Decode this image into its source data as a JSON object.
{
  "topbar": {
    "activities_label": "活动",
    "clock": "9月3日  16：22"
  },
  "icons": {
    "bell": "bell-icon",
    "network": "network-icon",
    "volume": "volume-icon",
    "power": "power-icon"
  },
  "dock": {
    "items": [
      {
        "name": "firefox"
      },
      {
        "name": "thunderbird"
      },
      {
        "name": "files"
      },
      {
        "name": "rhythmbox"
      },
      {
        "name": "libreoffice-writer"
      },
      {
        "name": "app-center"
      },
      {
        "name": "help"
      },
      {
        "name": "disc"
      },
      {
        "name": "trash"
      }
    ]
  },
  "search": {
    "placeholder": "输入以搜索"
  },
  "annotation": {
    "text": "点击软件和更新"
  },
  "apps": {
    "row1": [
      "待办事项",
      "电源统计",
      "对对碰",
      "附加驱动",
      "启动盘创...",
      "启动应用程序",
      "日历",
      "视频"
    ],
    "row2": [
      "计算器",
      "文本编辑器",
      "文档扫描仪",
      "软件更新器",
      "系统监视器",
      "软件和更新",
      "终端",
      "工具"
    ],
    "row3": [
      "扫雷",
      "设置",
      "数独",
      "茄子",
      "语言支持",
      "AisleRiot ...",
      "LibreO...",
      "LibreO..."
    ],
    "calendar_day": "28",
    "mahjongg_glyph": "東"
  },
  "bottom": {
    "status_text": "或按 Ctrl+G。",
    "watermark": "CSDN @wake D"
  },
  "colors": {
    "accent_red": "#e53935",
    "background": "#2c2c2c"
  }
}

#### WHAT NEEDS TO BE DONE:
Write out every entry above, word for word.

#### EXERCISE SOLUTION:
Decode this image into its source data as a JSON object.
{
  "topbar": {
    "activities_label": "活动",
    "clock": "9月3日  16：22"
  },
  "icons": {
    "bell": "bell-icon",
    "network": "network-icon",
    "volume": "volume-icon",
    "power": "power-icon"
  },
  "dock": {
    "items": [
      {
        "name": "firefox"
      },
      {
        "name": "thunderbird"
      },
      {
        "name": "files"
      },
      {
        "name": "rhythmbox"
      },
      {
        "name": "libreoffice-writer"
      },
      {
        "name": "app-center"
      },
      {
        "name": "help"
      },
      {
        "name": "disc"
      },
      {
        "name": "trash"
      }
    ]
  },
  "search": {
    "placeholder": "输入以搜索"
  },
  "annotation": {
    "text": "点击软件和更新"
  },
  "apps": {
    "row1": [
      "待办事项",
      "电源统计",
      "对对碰",
      "附加驱动",
      "启动盘创...",
      "启动应用程序",
      "日历",
      "视频"
    ],
    "row2": [
      "计算器",
      "文本编辑器",
      "文档扫描仪",
      "软件更新器",
      "系统监视器",
      "软件和更新",
      "终端",
      "工具"
    ],
    "row3": [
      "扫雷",
      "设置",
      "数独",
      "茄子",
      "语言支持",
      "AisleRiot ...",
      "LibreO...",
      "LibreO..."
    ],
    "calendar_day": "28",
    "mahjongg_glyph": "東"
  },
  "bottom": {
    "status_text": "或按 Ctrl+G。",
    "watermark": "CSDN @wake D"
  },
  "colors": {
    "accent_red": "#e53935",
    "background": "#2c2c2c"
  }
}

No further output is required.